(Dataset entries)
*-*-*

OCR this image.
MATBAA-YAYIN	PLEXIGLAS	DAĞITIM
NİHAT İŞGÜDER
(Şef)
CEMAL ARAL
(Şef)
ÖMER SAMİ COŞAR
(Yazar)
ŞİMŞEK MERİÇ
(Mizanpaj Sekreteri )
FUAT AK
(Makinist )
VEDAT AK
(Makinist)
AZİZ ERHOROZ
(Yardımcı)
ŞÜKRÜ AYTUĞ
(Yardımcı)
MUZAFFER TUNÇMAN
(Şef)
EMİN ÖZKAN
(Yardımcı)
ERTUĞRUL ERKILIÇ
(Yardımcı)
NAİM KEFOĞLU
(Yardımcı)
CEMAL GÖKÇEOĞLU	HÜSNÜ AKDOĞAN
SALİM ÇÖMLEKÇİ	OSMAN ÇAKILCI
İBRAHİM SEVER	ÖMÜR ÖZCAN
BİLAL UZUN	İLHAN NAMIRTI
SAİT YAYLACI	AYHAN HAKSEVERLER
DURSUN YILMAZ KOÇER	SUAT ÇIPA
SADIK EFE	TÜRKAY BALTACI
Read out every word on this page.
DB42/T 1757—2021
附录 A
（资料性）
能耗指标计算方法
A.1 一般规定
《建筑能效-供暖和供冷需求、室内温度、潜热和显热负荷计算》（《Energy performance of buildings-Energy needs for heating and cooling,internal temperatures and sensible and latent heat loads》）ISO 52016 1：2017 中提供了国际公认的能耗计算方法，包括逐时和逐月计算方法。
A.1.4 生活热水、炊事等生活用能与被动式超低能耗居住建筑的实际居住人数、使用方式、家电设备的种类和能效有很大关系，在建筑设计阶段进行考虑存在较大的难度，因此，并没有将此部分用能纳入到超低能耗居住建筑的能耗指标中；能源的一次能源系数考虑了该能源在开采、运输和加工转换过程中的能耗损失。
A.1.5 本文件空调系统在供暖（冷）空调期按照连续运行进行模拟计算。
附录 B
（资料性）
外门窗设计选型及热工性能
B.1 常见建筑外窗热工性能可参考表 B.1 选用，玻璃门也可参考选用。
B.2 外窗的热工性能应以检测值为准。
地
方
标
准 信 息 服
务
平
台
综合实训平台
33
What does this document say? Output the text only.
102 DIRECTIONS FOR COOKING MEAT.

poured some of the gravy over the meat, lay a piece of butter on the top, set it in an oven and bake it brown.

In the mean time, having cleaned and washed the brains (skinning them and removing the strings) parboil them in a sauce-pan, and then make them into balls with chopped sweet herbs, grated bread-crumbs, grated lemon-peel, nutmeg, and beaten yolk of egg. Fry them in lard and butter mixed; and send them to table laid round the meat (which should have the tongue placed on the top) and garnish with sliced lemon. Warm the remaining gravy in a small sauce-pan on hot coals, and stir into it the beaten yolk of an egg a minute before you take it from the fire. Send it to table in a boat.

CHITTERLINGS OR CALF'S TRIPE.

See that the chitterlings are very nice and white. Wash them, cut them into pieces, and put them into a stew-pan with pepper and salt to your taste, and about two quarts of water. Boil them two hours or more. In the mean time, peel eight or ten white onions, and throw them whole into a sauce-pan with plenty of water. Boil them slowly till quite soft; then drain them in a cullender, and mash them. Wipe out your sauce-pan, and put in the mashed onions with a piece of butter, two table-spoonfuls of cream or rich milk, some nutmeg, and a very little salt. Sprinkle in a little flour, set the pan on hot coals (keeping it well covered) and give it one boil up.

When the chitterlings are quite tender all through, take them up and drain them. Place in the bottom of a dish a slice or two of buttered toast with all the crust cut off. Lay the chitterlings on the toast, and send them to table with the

*-*-*

● **WHAT YOU HAVE TO DO**
All of the lines above must be returned exactly.

● **COMPLETE OUTPUT**
OCR this image.
MATBAA-YAYIN	PLEXIGLAS	DAĞITIM
NİHAT İŞGÜDER
(Şef)
CEMAL ARAL
(Şef)
ÖMER SAMİ COŞAR
(Yazar)
ŞİMŞEK MERİÇ
(Mizanpaj Sekreteri )
FUAT AK
(Makinist )
VEDAT AK
(Makinist)
AZİZ ERHOROZ
(Yardımcı)
ŞÜKRÜ AYTUĞ
(Yardımcı)
MUZAFFER TUNÇMAN
(Şef)
EMİN ÖZKAN
(Yardımcı)
ERTUĞRUL ERKILIÇ
(Yardımcı)
NAİM KEFOĞLU
(Yardımcı)
CEMAL GÖKÇEOĞLU	HÜSNÜ AKDOĞAN
SALİM ÇÖMLEKÇİ	OSMAN ÇAKILCI
İBRAHİM SEVER	ÖMÜR ÖZCAN
BİLAL UZUN	İLHAN NAMIRTI
SAİT YAYLACI	AYHAN HAKSEVERLER
DURSUN YILMAZ KOÇER	SUAT ÇIPA
SADIK EFE	TÜRKAY BALTACI
Read out every word on this page.
DB42/T 1757—2021
附录 A
（资料性）
能耗指标计算方法
A.1 一般规定
《建筑能效-供暖和供冷需求、室内温度、潜热和显热负荷计算》（《Energy performance of buildings-Energy needs for heating and cooling,internal temperatures and sensible and latent heat loads》）ISO 52016 1：2017 中提供了国际公认的能耗计算方法，包括逐时和逐月计算方法。
A.1.4 生活热水、炊事等生活用能与被动式超低能耗居住建筑的实际居住人数、使用方式、家电设备的种类和能效有很大关系，在建筑设计阶段进行考虑存在较大的难度，因此，并没有将此部分用能纳入到超低能耗居住建筑的能耗指标中；能源的一次能源系数考虑了该能源在开采、运输和加工转换过程中的能耗损失。
A.1.5 本文件空调系统在供暖（冷）空调期按照连续运行进行模拟计算。
附录 B
（资料性）
外门窗设计选型及热工性能
B.1 常见建筑外窗热工性能可参考表 B.1 选用，玻璃门也可参考选用。
B.2 外窗的热工性能应以检测值为准。
地
方
标
准 信 息 服
务
平
台
综合实训平台
33
What does this document say? Output the text only.
102 DIRECTIONS FOR COOKING MEAT.

poured some of the gravy over the meat, lay a piece of butter on the top, set it in an oven and bake it brown.

In the mean time, having cleaned and washed the brains (skinning them and removing the strings) parboil them in a sauce-pan, and then make them into balls with chopped sweet herbs, grated bread-crumbs, grated lemon-peel, nutmeg, and beaten yolk of egg. Fry them in lard and butter mixed; and send them to table laid round the meat (which should have the tongue placed on the top) and garnish with sliced lemon. Warm the remaining gravy in a small sauce-pan on hot coals, and stir into it the beaten yolk of an egg a minute before you take it from the fire. Send it to table in a boat.

CHITTERLINGS OR CALF'S TRIPE.

See that the chitterlings are very nice and white. Wash them, cut them into pieces, and put them into a stew-pan with pepper and salt to your taste, and about two quarts of water. Boil them two hours or more. In the mean time, peel eight or ten white onions, and throw them whole into a sauce-pan with plenty of water. Boil them slowly till quite soft; then drain them in a cullender, and mash them. Wipe out your sauce-pan, and put in the mashed onions with a piece of butter, two table-spoonfuls of cream or rich milk, some nutmeg, and a very little salt. Sprinkle in a little flour, set the pan on hot coals (keeping it well covered) and give it one boil up.

When the chitterlings are quite tender all through, take them up and drain them. Place in the bottom of a dish a slice or two of buttered toast with all the crust cut off. Lay the chitterlings on the toast, and send them to table with the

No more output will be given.